* [Stated task]: Word for word, copy all the data and drop the pictures.

* [Entries]:

###

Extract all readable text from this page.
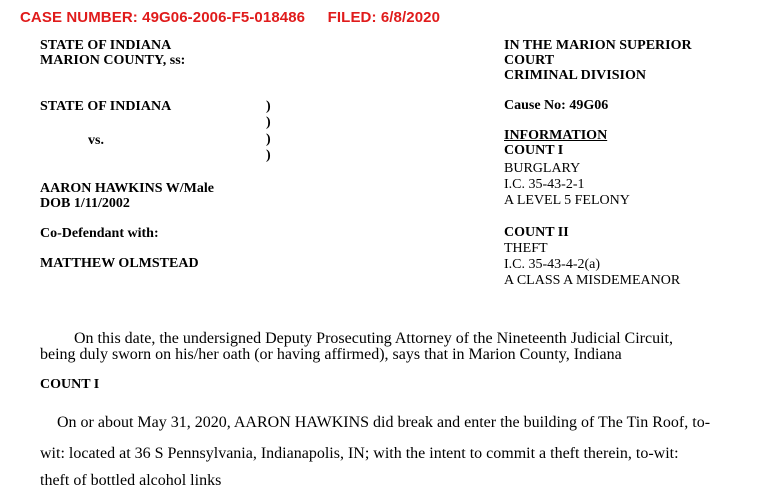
CASE NUMBER: 49G06-2006-F5-018486 FILED: 6/8/2020
STATE OF INDIANA
MARION COUNTY, ss:
STATE OF INDIANA
vs.
)
)
)
)
AARON HAWKINS W/Male
DOB 1/11/2002
Co-Defendant with:
MATTHEW OLMSTEAD
IN THE MARION SUPERIOR
COURT
CRIMINAL DIVISION
Cause No: 49G06
INFORMATION
COUNT I
BURGLARY
I.C. 35-43-2-1
A LEVEL 5 FELONY
COUNT II
THEFT
I.C. 35-43-4-2(a)
A CLASS A MISDEMEANOR
On this date, the undersigned Deputy Prosecuting Attorney of the Nineteenth Judicial Circuit,
being duly sworn on his/her oath (or having affirmed), says that in Marion County, Indiana
COUNT I
On or about May 31, 2020, AARON HAWKINS did break and enter the building of The Tin Roof, to-
wit: located at 36 S Pennsylvania, Indianapolis, IN; with the intent to commit a theft therein, to-wit:
theft of bottled alcohol links
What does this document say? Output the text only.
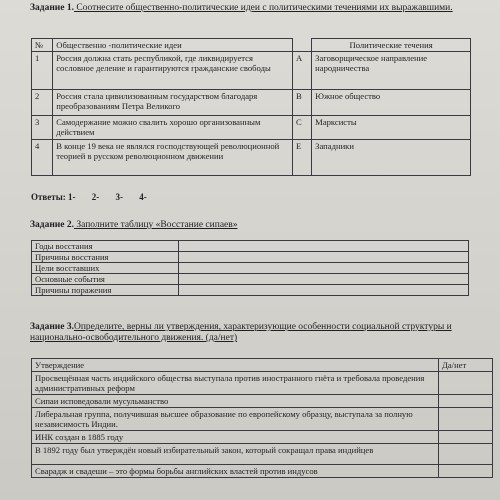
Задание 1. Соотнесите общественно-политические идеи с политическими течениями их выражавшими.
№	Общественно -политические идеи		Политические течения
1	Россия должна стать республикой, где ликвидируется сословное деление и гарантируются гражданские свободы	А	Заговорщическое направление народничества
2	Россия стала цивилизованным государством благодаря преобразованиям Петра Великого	В	Южное общество
3	Самодержание можно свалить хорошо организованным действием	С	Марксисты
4	В конце 19 века не являлся господствующей революционной теорией в русском революционном движении	Е	Западники
Ответы: 1- 2- 3- 4-
Задание 2. Заполните таблицу «Восстание сипаев»
Годы восстания	
Причины восстания	
Цели восставших	
Основные события	
Причины поражения	
Задание 3.Определите, верны ли утверждения, характеризующие особенности социальной структуры и национально-освободительного движения. (да/нет)
Утверждение	Да/нет
Просвещённая часть индийского общества выступала против иностранного гнёта и требовала проведения административных реформ	
Сипаи исповедовали мусульманство	
Либеральная группа, получившая высшее образование по европейскому образцу, выступала за полную независимость Индии.	
ИНК создан в 1885 году	
В 1892 году был утверждён новый избирательный закон, который сокращал права индийцев	
Свaрадж и свадеши – это формы борьбы английских властей против индусов	
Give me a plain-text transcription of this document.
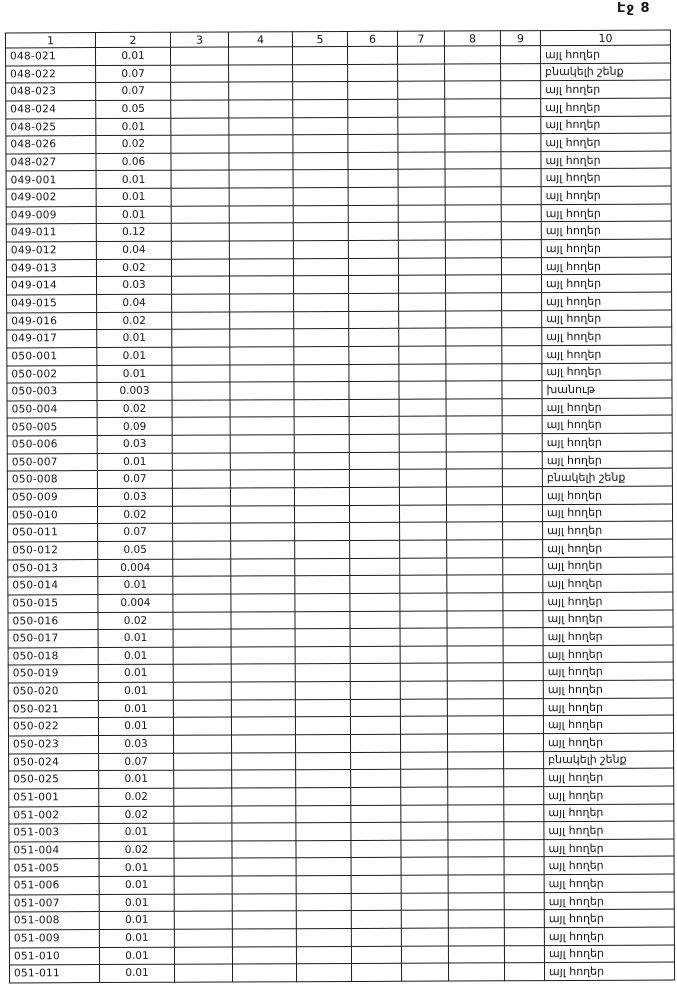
Էջ 8
1	2	3	4	5	6	7	8	9	10
048-021	0.01								այլ հողեր
048-022	0.07								բնակելի շենք
048-023	0.07								այլ հողեր
048-024	0.05								այլ հողեր
048-025	0.01								այլ հողեր
048-026	0.02								այլ հողեր
048-027	0.06								այլ հողեր
049-001	0.01								այլ հողեր
049-002	0.01								այլ հողեր
049-009	0.01								այլ հողեր
049-011	0.12								այլ հողեր
049-012	0.04								այլ հողեր
049-013	0.02								այլ հողեր
049-014	0.03								այլ հողեր
049-015	0.04								այլ հողեր
049-016	0.02								այլ հողեր
049-017	0.01								այլ հողեր
050-001	0.01								այլ հողեր
050-002	0.01								այլ հողեր
050-003	0.003								խանութ
050-004	0.02								այլ հողեր
050-005	0.09								այլ հողեր
050-006	0.03								այլ հողեր
050-007	0.01								այլ հողեր
050-008	0.07								բնակելի շենք
050-009	0.03								այլ հողեր
050-010	0.02								այլ հողեր
050-011	0.07								այլ հողեր
050-012	0.05								այլ հողեր
050-013	0.004								այլ հողեր
050-014	0.01								այլ հողեր
050-015	0.004								այլ հողեր
050-016	0.02								այլ հողեր
050-017	0.01								այլ հողեր
050-018	0.01								այլ հողեր
050-019	0.01								այլ հողեր
050-020	0.01								այլ հողեր
050-021	0.01								այլ հողեր
050-022	0.01								այլ հողեր
050-023	0.03								այլ հողեր
050-024	0.07								բնակելի շենք
050-025	0.01								այլ հողեր
051-001	0.02								այլ հողեր
051-002	0.02								այլ հողեր
051-003	0.01								այլ հողեր
051-004	0.02								այլ հողեր
051-005	0.01								այլ հողեր
051-006	0.01								այլ հողեր
051-007	0.01								այլ հողեր
051-008	0.01								այլ հողեր
051-009	0.01								այլ հողեր
051-010	0.01								այլ հողեր
051-011	0.01								այլ հողեր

###

* [Result for this task]:
Extract all readable text from this page.
CASE NUMBER: 49G06-2006-F5-018486 FILED: 6/8/2020
STATE OF INDIANA
MARION COUNTY, ss:
STATE OF INDIANA
vs.
)
)
)
)
AARON HAWKINS W/Male
DOB 1/11/2002
Co-Defendant with:
MATTHEW OLMSTEAD
IN THE MARION SUPERIOR
COURT
CRIMINAL DIVISION
Cause No: 49G06
INFORMATION
COUNT I
BURGLARY
I.C. 35-43-2-1
A LEVEL 5 FELONY
COUNT II
THEFT
I.C. 35-43-4-2(a)
A CLASS A MISDEMEANOR
On this date, the undersigned Deputy Prosecuting Attorney of the Nineteenth Judicial Circuit,
being duly sworn on his/her oath (or having affirmed), says that in Marion County, Indiana
COUNT I
On or about May 31, 2020, AARON HAWKINS did break and enter the building of The Tin Roof, to-
wit: located at 36 S Pennsylvania, Indianapolis, IN; with the intent to commit a theft therein, to-wit:
theft of bottled alcohol links
What does this document say? Output the text only.
Задание 1. Соотнесите общественно-политические идеи с политическими течениями их выражавшими.
№	Общественно -политические идеи		Политические течения
1	Россия должна стать республикой, где ликвидируется сословное деление и гарантируются гражданские свободы	А	Заговорщическое направление народничества
2	Россия стала цивилизованным государством благодаря преобразованиям Петра Великого	В	Южное общество
3	Самодержание можно свалить хорошо организованным действием	С	Марксисты
4	В конце 19 века не являлся господствующей революционной теорией в русском революционном движении	Е	Западники
Ответы: 1- 2- 3- 4-
Задание 2. Заполните таблицу «Восстание сипаев»
Годы восстания	
Причины восстания	
Цели восставших	
Основные события	
Причины поражения	
Задание 3.Определите, верны ли утверждения, характеризующие особенности социальной структуры и национально-освободительного движения. (да/нет)
Утверждение	Да/нет
Просвещённая часть индийского общества выступала против иностранного гнёта и требовала проведения административных реформ	
Сипаи исповедовали мусульманство	
Либеральная группа, получившая высшее образование по европейскому образцу, выступала за полную независимость Индии.	
ИНК создан в 1885 году	
В 1892 году был утверждён новый избирательный закон, который сокращал права индийцев	
Свaрадж и свадеши – это формы борьбы английских властей против индусов	
Give me a plain-text transcription of this document.
Էջ 8
1	2	3	4	5	6	7	8	9	10
048-021	0.01								այլ հողեր
048-022	0.07								բնակելի շենք
048-023	0.07								այլ հողեր
048-024	0.05								այլ հողեր
048-025	0.01								այլ հողեր
048-026	0.02								այլ հողեր
048-027	0.06								այլ հողեր
049-001	0.01								այլ հողեր
049-002	0.01								այլ հողեր
049-009	0.01								այլ հողեր
049-011	0.12								այլ հողեր
049-012	0.04								այլ հողեր
049-013	0.02								այլ հողեր
049-014	0.03								այլ հողեր
049-015	0.04								այլ հողեր
049-016	0.02								այլ հողեր
049-017	0.01								այլ հողեր
050-001	0.01								այլ հողեր
050-002	0.01								այլ հողեր
050-003	0.003								խանութ
050-004	0.02								այլ հողեր
050-005	0.09								այլ հողեր
050-006	0.03								այլ հողեր
050-007	0.01								այլ հողեր
050-008	0.07								բնակելի շենք
050-009	0.03								այլ հողեր
050-010	0.02								այլ հողեր
050-011	0.07								այլ հողեր
050-012	0.05								այլ հողեր
050-013	0.004								այլ հողեր
050-014	0.01								այլ հողեր
050-015	0.004								այլ հողեր
050-016	0.02								այլ հողեր
050-017	0.01								այլ հողեր
050-018	0.01								այլ հողեր
050-019	0.01								այլ հողեր
050-020	0.01								այլ հողեր
050-021	0.01								այլ հողեր
050-022	0.01								այլ հողեր
050-023	0.03								այլ հողեր
050-024	0.07								բնակելի շենք
050-025	0.01								այլ հողեր
051-001	0.02								այլ հողեր
051-002	0.02								այլ հողեր
051-003	0.01								այլ հողեր
051-004	0.02								այլ հողեր
051-005	0.01								այլ հողեր
051-006	0.01								այլ հողեր
051-007	0.01								այլ հողեր
051-008	0.01								այլ հողեր
051-009	0.01								այլ հողեր
051-010	0.01								այլ հողեր
051-011	0.01								այլ հողեր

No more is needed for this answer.